Task → Repeat every entry in the listing below, exactly.

Available data →
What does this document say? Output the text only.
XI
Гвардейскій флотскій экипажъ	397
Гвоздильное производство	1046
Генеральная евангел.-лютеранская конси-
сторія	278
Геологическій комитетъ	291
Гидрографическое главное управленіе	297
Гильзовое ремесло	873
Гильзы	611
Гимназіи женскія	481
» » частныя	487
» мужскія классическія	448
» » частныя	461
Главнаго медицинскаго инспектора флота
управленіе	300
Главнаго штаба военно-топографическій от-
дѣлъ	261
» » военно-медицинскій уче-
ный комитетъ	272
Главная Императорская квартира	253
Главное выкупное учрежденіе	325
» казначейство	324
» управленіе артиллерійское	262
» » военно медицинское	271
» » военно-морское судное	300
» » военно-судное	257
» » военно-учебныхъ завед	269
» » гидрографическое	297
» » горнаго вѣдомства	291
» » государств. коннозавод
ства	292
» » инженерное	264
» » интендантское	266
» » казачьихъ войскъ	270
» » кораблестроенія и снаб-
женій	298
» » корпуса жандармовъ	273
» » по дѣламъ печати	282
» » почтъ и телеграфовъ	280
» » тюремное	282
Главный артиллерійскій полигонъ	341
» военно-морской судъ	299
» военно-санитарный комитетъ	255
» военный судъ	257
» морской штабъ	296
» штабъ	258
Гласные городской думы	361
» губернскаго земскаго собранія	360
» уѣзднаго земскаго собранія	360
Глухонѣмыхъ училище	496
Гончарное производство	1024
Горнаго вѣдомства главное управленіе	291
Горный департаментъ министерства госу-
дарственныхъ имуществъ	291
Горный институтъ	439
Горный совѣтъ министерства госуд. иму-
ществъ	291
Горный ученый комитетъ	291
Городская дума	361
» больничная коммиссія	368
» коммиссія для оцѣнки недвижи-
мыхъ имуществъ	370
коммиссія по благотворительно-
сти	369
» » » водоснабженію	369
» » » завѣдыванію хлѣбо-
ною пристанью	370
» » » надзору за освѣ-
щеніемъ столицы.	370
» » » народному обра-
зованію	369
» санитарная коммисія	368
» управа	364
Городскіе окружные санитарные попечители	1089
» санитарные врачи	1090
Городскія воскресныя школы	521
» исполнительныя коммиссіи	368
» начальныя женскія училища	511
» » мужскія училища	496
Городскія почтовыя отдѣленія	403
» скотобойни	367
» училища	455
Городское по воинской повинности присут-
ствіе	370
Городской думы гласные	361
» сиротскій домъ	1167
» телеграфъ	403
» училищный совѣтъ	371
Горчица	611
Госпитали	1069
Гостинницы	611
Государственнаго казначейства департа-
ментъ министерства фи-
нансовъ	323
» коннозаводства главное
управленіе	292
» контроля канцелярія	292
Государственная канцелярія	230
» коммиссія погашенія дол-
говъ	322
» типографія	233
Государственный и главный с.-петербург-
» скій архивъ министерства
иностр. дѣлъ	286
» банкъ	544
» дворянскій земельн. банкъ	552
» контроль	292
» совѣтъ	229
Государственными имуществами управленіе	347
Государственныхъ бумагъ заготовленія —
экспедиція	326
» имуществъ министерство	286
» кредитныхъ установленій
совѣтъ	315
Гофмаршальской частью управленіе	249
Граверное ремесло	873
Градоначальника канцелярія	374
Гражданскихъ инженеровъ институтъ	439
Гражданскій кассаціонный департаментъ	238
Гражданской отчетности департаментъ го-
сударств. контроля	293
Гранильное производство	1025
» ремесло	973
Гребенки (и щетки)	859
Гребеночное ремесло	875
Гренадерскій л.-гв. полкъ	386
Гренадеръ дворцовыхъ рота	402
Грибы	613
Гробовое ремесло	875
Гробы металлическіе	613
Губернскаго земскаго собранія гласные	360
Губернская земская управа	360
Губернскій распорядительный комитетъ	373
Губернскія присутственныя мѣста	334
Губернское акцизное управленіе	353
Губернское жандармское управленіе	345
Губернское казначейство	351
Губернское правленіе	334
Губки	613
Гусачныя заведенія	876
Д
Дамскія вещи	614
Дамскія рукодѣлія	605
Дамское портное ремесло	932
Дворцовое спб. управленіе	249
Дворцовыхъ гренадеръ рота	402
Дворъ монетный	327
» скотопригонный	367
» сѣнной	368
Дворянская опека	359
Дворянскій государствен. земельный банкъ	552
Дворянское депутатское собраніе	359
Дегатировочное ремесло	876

Written response →
What does this document say? Output the text only.
XI
Гвардейскій флотскій экипажъ	397
Гвоздильное производство	1046
Генеральная евангел.-лютеранская конси-
сторія	278
Геологическій комитетъ	291
Гидрографическое главное управленіе	297
Гильзовое ремесло	873
Гильзы	611
Гимназіи женскія	481
» » частныя	487
» мужскія классическія	448
» » частныя	461
Главнаго медицинскаго инспектора флота
управленіе	300
Главнаго штаба военно-топографическій от-
дѣлъ	261
» » военно-медицинскій уче-
ный комитетъ	272
Главная Императорская квартира	253
Главное выкупное учрежденіе	325
» казначейство	324
» управленіе артиллерійское	262
» » военно медицинское	271
» » военно-морское судное	300
» » военно-судное	257
» » военно-учебныхъ завед	269
» » гидрографическое	297
» » горнаго вѣдомства	291
» » государств. коннозавод
ства	292
» » инженерное	264
» » интендантское	266
» » казачьихъ войскъ	270
» » кораблестроенія и снаб-
женій	298
» » корпуса жандармовъ	273
» » по дѣламъ печати	282
» » почтъ и телеграфовъ	280
» » тюремное	282
Главный артиллерійскій полигонъ	341
» военно-морской судъ	299
» военно-санитарный комитетъ	255
» военный судъ	257
» морской штабъ	296
» штабъ	258
Гласные городской думы	361
» губернскаго земскаго собранія	360
» уѣзднаго земскаго собранія	360
Глухонѣмыхъ училище	496
Гончарное производство	1024
Горнаго вѣдомства главное управленіе	291
Горный департаментъ министерства госу-
дарственныхъ имуществъ	291
Горный институтъ	439
Горный совѣтъ министерства госуд. иму-
ществъ	291
Горный ученый комитетъ	291
Городская дума	361
» больничная коммиссія	368
» коммиссія для оцѣнки недвижи-
мыхъ имуществъ	370
коммиссія по благотворительно-
сти	369
» » » водоснабженію	369
» » » завѣдыванію хлѣбо-
ною пристанью	370
» » » надзору за освѣ-
щеніемъ столицы.	370
» » » народному обра-
зованію	369
» санитарная коммисія	368
» управа	364
Городскіе окружные санитарные попечители	1089
» санитарные врачи	1090
Городскія воскресныя школы	521
» исполнительныя коммиссіи	368
» начальныя женскія училища	511
» » мужскія училища	496
Городскія почтовыя отдѣленія	403
» скотобойни	367
» училища	455
Городское по воинской повинности присут-
ствіе	370
Городской думы гласные	361
» сиротскій домъ	1167
» телеграфъ	403
» училищный совѣтъ	371
Горчица	611
Госпитали	1069
Гостинницы	611
Государственнаго казначейства департа-
ментъ министерства фи-
нансовъ	323
» коннозаводства главное
управленіе	292
» контроля канцелярія	292
Государственная канцелярія	230
» коммиссія погашенія дол-
говъ	322
» типографія	233
Государственный и главный с.-петербург-
» скій архивъ министерства
иностр. дѣлъ	286
» банкъ	544
» дворянскій земельн. банкъ	552
» контроль	292
» совѣтъ	229
Государственными имуществами управленіе	347
Государственныхъ бумагъ заготовленія —
экспедиція	326
» имуществъ министерство	286
» кредитныхъ установленій
совѣтъ	315
Гофмаршальской частью управленіе	249
Граверное ремесло	873
Градоначальника канцелярія	374
Гражданскихъ инженеровъ институтъ	439
Гражданскій кассаціонный департаментъ	238
Гражданской отчетности департаментъ го-
сударств. контроля	293
Гранильное производство	1025
» ремесло	973
Гребенки (и щетки)	859
Гребеночное ремесло	875
Гренадерскій л.-гв. полкъ	386
Гренадеръ дворцовыхъ рота	402
Грибы	613
Гробовое ремесло	875
Гробы металлическіе	613
Губернскаго земскаго собранія гласные	360
Губернская земская управа	360
Губернскій распорядительный комитетъ	373
Губернскія присутственныя мѣста	334
Губернское акцизное управленіе	353
Губернское жандармское управленіе	345
Губернское казначейство	351
Губернское правленіе	334
Губки	613
Гусачныя заведенія	876
Д
Дамскія вещи	614
Дамскія рукодѣлія	605
Дамское портное ремесло	932
Дворцовое спб. управленіе	249
Дворцовыхъ гренадеръ рота	402
Дворъ монетный	327
» скотопригонный	367
» сѣнной	368
Дворянская опека	359
Дворянскій государствен. земельный банкъ	552
Дворянское депутатское собраніе	359
Дегатировочное ремесло	876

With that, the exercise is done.